:: Provided data ::

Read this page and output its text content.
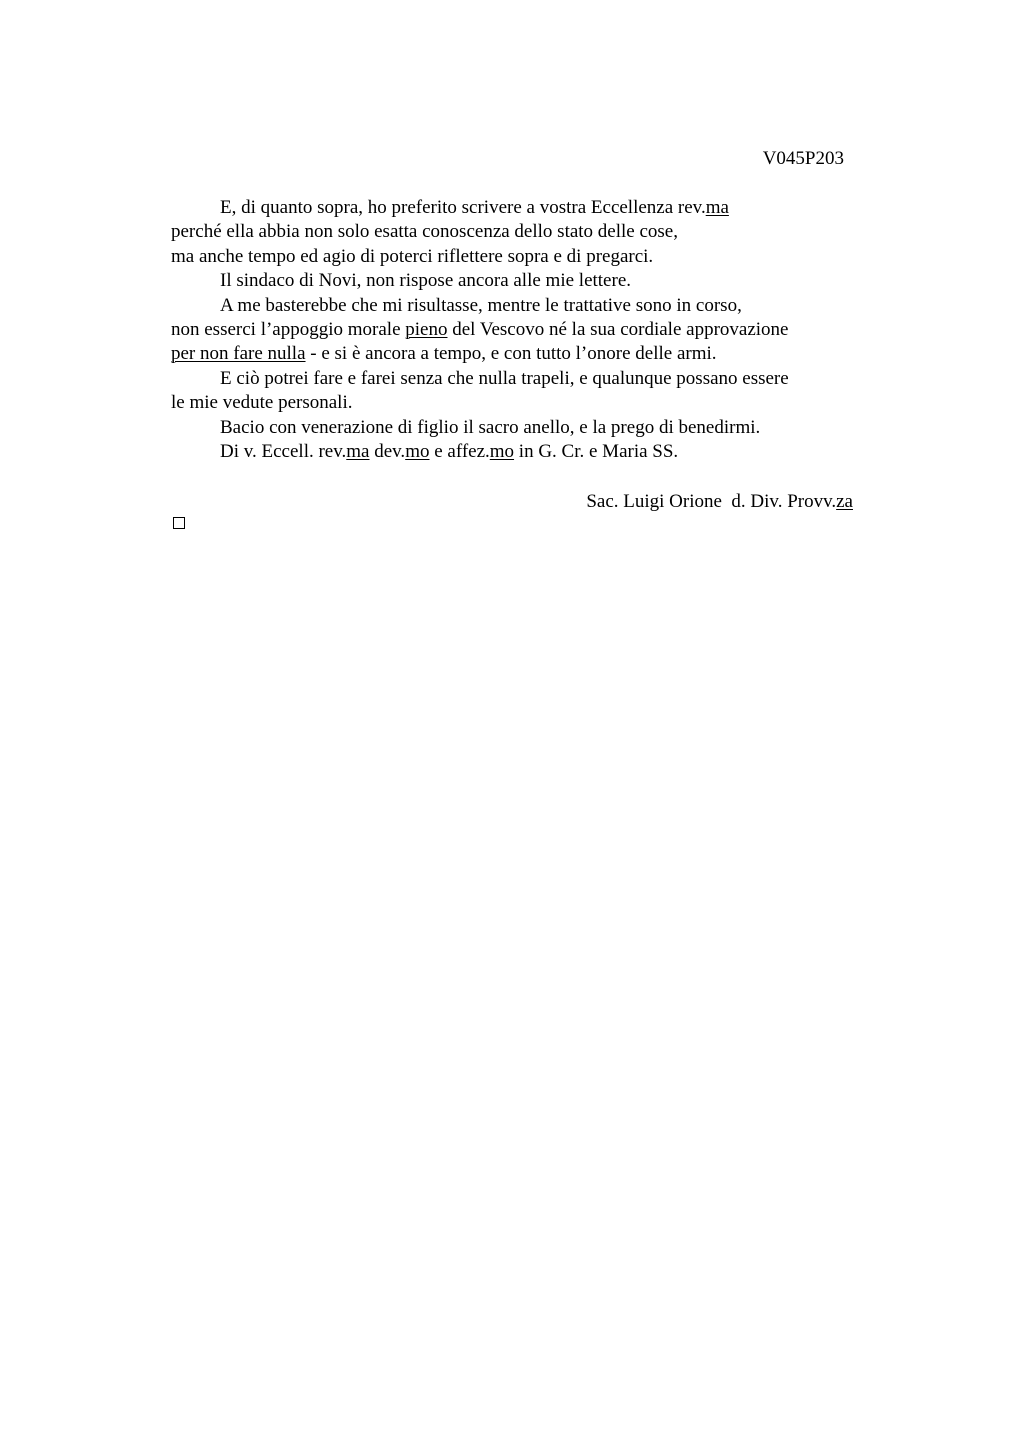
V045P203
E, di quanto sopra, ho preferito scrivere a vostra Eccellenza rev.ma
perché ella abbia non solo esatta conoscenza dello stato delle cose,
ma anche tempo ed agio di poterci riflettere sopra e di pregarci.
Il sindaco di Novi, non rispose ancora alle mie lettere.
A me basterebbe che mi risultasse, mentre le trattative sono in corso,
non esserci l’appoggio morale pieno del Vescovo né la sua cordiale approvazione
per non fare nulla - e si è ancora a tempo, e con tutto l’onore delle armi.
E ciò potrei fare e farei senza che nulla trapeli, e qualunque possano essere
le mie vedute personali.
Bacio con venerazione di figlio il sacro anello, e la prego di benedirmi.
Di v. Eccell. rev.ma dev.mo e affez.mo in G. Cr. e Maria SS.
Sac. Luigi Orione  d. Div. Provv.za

:::

Quote all the lines above exactly as given. Do not include the pictures.

Full output =
Read this page and output its text content.
V045P203
E, di quanto sopra, ho preferito scrivere a vostra Eccellenza rev.ma
perché ella abbia non solo esatta conoscenza dello stato delle cose,
ma anche tempo ed agio di poterci riflettere sopra e di pregarci.
Il sindaco di Novi, non rispose ancora alle mie lettere.
A me basterebbe che mi risultasse, mentre le trattative sono in corso,
non esserci l’appoggio morale pieno del Vescovo né la sua cordiale approvazione
per non fare nulla - e si è ancora a tempo, e con tutto l’onore delle armi.
E ciò potrei fare e farei senza che nulla trapeli, e qualunque possano essere
le mie vedute personali.
Bacio con venerazione di figlio il sacro anello, e la prego di benedirmi.
Di v. Eccell. rev.ma dev.mo e affez.mo in G. Cr. e Maria SS.
Sac. Luigi Orione  d. Div. Provv.za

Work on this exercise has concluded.